- _RECORDS FOR THE TASK_

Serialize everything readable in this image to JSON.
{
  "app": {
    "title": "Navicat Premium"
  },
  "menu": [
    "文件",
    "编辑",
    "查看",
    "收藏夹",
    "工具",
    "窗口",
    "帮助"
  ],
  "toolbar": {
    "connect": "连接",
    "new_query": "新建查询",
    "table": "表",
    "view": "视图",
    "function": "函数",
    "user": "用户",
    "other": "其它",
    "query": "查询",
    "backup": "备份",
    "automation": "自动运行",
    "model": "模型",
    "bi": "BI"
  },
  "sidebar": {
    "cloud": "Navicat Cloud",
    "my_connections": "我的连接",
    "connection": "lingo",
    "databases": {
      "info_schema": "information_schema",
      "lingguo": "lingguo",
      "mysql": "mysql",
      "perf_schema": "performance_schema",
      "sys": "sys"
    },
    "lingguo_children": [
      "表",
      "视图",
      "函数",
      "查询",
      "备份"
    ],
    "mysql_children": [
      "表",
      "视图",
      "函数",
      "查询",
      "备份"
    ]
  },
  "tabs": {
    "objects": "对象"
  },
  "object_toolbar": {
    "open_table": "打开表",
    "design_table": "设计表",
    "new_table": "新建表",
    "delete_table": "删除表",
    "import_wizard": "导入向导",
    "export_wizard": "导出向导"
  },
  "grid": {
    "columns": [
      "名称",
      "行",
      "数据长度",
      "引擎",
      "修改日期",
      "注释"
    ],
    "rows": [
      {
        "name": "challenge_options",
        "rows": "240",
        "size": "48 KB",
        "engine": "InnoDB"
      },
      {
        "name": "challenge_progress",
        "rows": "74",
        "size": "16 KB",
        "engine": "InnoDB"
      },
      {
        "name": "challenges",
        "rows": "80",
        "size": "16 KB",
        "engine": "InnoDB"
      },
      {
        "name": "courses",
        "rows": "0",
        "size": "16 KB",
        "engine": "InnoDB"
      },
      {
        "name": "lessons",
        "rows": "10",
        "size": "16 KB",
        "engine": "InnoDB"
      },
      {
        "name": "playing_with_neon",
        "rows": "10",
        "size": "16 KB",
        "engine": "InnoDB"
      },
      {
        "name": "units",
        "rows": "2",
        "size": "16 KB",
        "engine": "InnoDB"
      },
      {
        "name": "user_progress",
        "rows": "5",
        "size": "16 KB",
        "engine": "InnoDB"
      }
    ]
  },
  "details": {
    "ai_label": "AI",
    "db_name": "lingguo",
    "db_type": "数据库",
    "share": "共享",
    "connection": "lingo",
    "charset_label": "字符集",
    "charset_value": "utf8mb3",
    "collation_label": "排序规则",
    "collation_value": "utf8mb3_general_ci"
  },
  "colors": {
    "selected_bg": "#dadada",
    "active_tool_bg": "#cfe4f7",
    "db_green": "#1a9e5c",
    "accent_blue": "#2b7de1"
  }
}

- _TO DO_
What do the records say? Quote them all exactly.

- _RESULT OF THIS EXERCISE_
Serialize everything readable in this image to JSON.
{
  "app": {
    "title": "Navicat Premium"
  },
  "menu": [
    "文件",
    "编辑",
    "查看",
    "收藏夹",
    "工具",
    "窗口",
    "帮助"
  ],
  "toolbar": {
    "connect": "连接",
    "new_query": "新建查询",
    "table": "表",
    "view": "视图",
    "function": "函数",
    "user": "用户",
    "other": "其它",
    "query": "查询",
    "backup": "备份",
    "automation": "自动运行",
    "model": "模型",
    "bi": "BI"
  },
  "sidebar": {
    "cloud": "Navicat Cloud",
    "my_connections": "我的连接",
    "connection": "lingo",
    "databases": {
      "info_schema": "information_schema",
      "lingguo": "lingguo",
      "mysql": "mysql",
      "perf_schema": "performance_schema",
      "sys": "sys"
    },
    "lingguo_children": [
      "表",
      "视图",
      "函数",
      "查询",
      "备份"
    ],
    "mysql_children": [
      "表",
      "视图",
      "函数",
      "查询",
      "备份"
    ]
  },
  "tabs": {
    "objects": "对象"
  },
  "object_toolbar": {
    "open_table": "打开表",
    "design_table": "设计表",
    "new_table": "新建表",
    "delete_table": "删除表",
    "import_wizard": "导入向导",
    "export_wizard": "导出向导"
  },
  "grid": {
    "columns": [
      "名称",
      "行",
      "数据长度",
      "引擎",
      "修改日期",
      "注释"
    ],
    "rows": [
      {
        "name": "challenge_options",
        "rows": "240",
        "size": "48 KB",
        "engine": "InnoDB"
      },
      {
        "name": "challenge_progress",
        "rows": "74",
        "size": "16 KB",
        "engine": "InnoDB"
      },
      {
        "name": "challenges",
        "rows": "80",
        "size": "16 KB",
        "engine": "InnoDB"
      },
      {
        "name": "courses",
        "rows": "0",
        "size": "16 KB",
        "engine": "InnoDB"
      },
      {
        "name": "lessons",
        "rows": "10",
        "size": "16 KB",
        "engine": "InnoDB"
      },
      {
        "name": "playing_with_neon",
        "rows": "10",
        "size": "16 KB",
        "engine": "InnoDB"
      },
      {
        "name": "units",
        "rows": "2",
        "size": "16 KB",
        "engine": "InnoDB"
      },
      {
        "name": "user_progress",
        "rows": "5",
        "size": "16 KB",
        "engine": "InnoDB"
      }
    ]
  },
  "details": {
    "ai_label": "AI",
    "db_name": "lingguo",
    "db_type": "数据库",
    "share": "共享",
    "connection": "lingo",
    "charset_label": "字符集",
    "charset_value": "utf8mb3",
    "collation_label": "排序规则",
    "collation_value": "utf8mb3_general_ci"
  },
  "colors": {
    "selected_bg": "#dadada",
    "active_tool_bg": "#cfe4f7",
    "db_green": "#1a9e5c",
    "accent_blue": "#2b7de1"
  }
}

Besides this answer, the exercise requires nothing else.